EXERCISE DIRECTIONS: Each entry below is to be printed verbatim.

○ ○ ○ ○

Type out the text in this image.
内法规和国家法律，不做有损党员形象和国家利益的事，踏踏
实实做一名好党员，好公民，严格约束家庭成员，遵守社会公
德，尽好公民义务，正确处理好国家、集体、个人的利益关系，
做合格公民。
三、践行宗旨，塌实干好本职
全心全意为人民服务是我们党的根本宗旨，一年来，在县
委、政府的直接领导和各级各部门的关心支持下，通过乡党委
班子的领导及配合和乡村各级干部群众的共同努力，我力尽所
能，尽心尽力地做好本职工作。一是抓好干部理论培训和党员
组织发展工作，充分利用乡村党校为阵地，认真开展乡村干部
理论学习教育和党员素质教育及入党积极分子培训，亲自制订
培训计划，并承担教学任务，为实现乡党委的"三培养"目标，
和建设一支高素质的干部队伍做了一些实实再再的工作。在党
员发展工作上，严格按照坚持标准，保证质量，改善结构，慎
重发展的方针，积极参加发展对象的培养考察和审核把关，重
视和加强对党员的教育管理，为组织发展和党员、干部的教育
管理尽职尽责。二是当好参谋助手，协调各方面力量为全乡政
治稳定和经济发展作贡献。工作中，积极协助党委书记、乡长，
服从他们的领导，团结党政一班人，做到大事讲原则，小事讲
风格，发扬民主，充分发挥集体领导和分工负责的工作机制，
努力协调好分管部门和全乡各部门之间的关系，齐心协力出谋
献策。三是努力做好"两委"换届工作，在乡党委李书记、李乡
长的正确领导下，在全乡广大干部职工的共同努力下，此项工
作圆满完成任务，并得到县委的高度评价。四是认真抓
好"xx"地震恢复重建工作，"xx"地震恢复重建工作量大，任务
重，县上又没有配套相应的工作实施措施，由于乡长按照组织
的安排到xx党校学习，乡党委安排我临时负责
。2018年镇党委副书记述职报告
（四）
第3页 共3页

○ ○ ○ ○

RESULT FOR THIS EXERCISE:
Type out the text in this image.
内法规和国家法律，不做有损党员形象和国家利益的事，踏踏
实实做一名好党员，好公民，严格约束家庭成员，遵守社会公
德，尽好公民义务，正确处理好国家、集体、个人的利益关系，
做合格公民。
三、践行宗旨，塌实干好本职
全心全意为人民服务是我们党的根本宗旨，一年来，在县
委、政府的直接领导和各级各部门的关心支持下，通过乡党委
班子的领导及配合和乡村各级干部群众的共同努力，我力尽所
能，尽心尽力地做好本职工作。一是抓好干部理论培训和党员
组织发展工作，充分利用乡村党校为阵地，认真开展乡村干部
理论学习教育和党员素质教育及入党积极分子培训，亲自制订
培训计划，并承担教学任务，为实现乡党委的"三培养"目标，
和建设一支高素质的干部队伍做了一些实实再再的工作。在党
员发展工作上，严格按照坚持标准，保证质量，改善结构，慎
重发展的方针，积极参加发展对象的培养考察和审核把关，重
视和加强对党员的教育管理，为组织发展和党员、干部的教育
管理尽职尽责。二是当好参谋助手，协调各方面力量为全乡政
治稳定和经济发展作贡献。工作中，积极协助党委书记、乡长，
服从他们的领导，团结党政一班人，做到大事讲原则，小事讲
风格，发扬民主，充分发挥集体领导和分工负责的工作机制，
努力协调好分管部门和全乡各部门之间的关系，齐心协力出谋
献策。三是努力做好"两委"换届工作，在乡党委李书记、李乡
长的正确领导下，在全乡广大干部职工的共同努力下，此项工
作圆满完成任务，并得到县委的高度评价。四是认真抓
好"xx"地震恢复重建工作，"xx"地震恢复重建工作量大，任务
重，县上又没有配套相应的工作实施措施，由于乡长按照组织
的安排到xx党校学习，乡党委安排我临时负责
。2018年镇党委副书记述职报告
（四）
第3页 共3页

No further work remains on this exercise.